= INSTRUCTIONS TO FOLLOW =
Match the string "synthesis" against each line below, and copy every line that matches.

[Records drawn from a dataset]
Content starts
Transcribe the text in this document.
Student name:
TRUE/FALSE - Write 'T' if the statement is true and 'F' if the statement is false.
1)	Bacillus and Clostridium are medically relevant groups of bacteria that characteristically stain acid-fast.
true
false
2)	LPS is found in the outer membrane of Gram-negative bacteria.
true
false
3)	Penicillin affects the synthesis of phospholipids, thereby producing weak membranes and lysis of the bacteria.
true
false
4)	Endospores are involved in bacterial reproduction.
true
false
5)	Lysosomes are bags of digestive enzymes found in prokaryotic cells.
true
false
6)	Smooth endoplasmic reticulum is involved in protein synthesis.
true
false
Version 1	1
Content ends
= SOLUTION FOR THIS PROBLEM =
3)	Penicillin affects the synthesis of phospholipids, thereby producing weak membranes and lysis of the bacteria.
6)	Smooth endoplasmic reticulum is involved in protein synthesis.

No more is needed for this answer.